**Direction:**
Retype exactly the lines from the line with "Convert this document image to plain text." to the end of the data, keeping both boundary lines.

--- Start of Task inputs ---

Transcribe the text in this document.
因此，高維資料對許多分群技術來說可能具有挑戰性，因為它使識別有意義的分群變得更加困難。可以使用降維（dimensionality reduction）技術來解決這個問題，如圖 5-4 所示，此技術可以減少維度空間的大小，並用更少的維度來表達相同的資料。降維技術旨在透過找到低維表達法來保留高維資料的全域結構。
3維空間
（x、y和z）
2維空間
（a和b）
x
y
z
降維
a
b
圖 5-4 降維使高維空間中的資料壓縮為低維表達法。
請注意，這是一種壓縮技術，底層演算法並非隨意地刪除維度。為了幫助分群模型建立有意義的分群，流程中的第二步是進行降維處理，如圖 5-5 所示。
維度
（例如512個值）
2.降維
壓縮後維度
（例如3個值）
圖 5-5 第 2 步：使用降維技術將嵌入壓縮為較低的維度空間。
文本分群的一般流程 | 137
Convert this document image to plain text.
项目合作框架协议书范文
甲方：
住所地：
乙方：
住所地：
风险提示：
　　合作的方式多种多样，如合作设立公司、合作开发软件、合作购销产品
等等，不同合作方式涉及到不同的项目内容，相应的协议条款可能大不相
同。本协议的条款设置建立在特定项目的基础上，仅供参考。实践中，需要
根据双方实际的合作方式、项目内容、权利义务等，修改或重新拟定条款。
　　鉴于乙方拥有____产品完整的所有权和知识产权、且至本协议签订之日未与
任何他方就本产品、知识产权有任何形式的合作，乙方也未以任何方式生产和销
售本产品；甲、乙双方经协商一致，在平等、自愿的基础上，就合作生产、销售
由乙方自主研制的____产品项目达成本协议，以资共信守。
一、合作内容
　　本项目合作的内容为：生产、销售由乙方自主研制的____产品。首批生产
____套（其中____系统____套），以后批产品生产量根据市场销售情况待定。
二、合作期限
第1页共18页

--- End of Task inputs ---

**The reply:**
Convert this document image to plain text.
项目合作框架协议书范文
甲方：
住所地：
乙方：
住所地：
风险提示：
　　合作的方式多种多样，如合作设立公司、合作开发软件、合作购销产品
等等，不同合作方式涉及到不同的项目内容，相应的协议条款可能大不相
同。本协议的条款设置建立在特定项目的基础上，仅供参考。实践中，需要
根据双方实际的合作方式、项目内容、权利义务等，修改或重新拟定条款。
　　鉴于乙方拥有____产品完整的所有权和知识产权、且至本协议签订之日未与
任何他方就本产品、知识产权有任何形式的合作，乙方也未以任何方式生产和销
售本产品；甲、乙双方经协商一致，在平等、自愿的基础上，就合作生产、销售
由乙方自主研制的____产品项目达成本协议，以资共信守。
一、合作内容
　　本项目合作的内容为：生产、销售由乙方自主研制的____产品。首批生产
____套（其中____系统____套），以后批产品生产量根据市场销售情况待定。
二、合作期限
第1页共18页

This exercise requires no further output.